Exercise: State how many lines hold the word "Новая", with no other words.

Stored items:
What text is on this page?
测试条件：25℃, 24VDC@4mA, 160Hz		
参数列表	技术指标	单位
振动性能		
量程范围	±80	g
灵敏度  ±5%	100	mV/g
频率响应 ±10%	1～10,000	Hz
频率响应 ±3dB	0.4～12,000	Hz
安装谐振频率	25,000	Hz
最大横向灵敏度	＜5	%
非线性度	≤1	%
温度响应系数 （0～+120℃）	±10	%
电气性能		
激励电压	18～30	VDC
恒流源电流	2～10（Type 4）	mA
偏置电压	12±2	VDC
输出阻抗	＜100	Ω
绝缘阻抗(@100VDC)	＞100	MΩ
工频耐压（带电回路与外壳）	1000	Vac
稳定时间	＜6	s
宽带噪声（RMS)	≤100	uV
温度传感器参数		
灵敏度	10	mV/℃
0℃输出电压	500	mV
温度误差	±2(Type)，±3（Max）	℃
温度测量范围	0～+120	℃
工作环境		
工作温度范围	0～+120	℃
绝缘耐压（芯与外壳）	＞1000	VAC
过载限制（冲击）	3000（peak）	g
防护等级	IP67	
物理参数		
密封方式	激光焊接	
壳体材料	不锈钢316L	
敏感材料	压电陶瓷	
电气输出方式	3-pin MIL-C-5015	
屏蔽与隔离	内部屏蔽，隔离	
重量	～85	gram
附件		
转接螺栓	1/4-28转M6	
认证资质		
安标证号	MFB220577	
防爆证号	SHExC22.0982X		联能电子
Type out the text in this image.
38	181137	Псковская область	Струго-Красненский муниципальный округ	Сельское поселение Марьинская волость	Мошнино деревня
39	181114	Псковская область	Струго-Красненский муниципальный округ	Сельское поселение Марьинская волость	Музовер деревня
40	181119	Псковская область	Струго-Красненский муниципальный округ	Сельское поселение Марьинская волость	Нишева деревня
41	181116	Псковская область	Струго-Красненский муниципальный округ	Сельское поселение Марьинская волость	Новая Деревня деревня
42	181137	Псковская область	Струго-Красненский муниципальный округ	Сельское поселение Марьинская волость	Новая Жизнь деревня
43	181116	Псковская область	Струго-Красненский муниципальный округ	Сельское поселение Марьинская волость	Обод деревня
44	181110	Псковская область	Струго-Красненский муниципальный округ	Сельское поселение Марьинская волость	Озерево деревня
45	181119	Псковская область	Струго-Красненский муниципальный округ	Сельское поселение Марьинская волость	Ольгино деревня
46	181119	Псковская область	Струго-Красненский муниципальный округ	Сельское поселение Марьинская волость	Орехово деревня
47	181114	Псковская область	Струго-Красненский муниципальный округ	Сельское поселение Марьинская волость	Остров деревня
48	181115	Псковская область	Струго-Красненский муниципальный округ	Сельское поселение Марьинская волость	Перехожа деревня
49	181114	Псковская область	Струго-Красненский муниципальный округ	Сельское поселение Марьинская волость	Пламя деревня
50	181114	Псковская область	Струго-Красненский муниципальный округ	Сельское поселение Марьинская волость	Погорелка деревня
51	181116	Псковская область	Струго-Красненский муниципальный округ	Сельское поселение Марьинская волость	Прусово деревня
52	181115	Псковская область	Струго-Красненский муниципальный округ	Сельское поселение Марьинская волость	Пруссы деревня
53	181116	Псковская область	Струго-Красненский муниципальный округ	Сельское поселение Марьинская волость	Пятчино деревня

Exercise solution: 2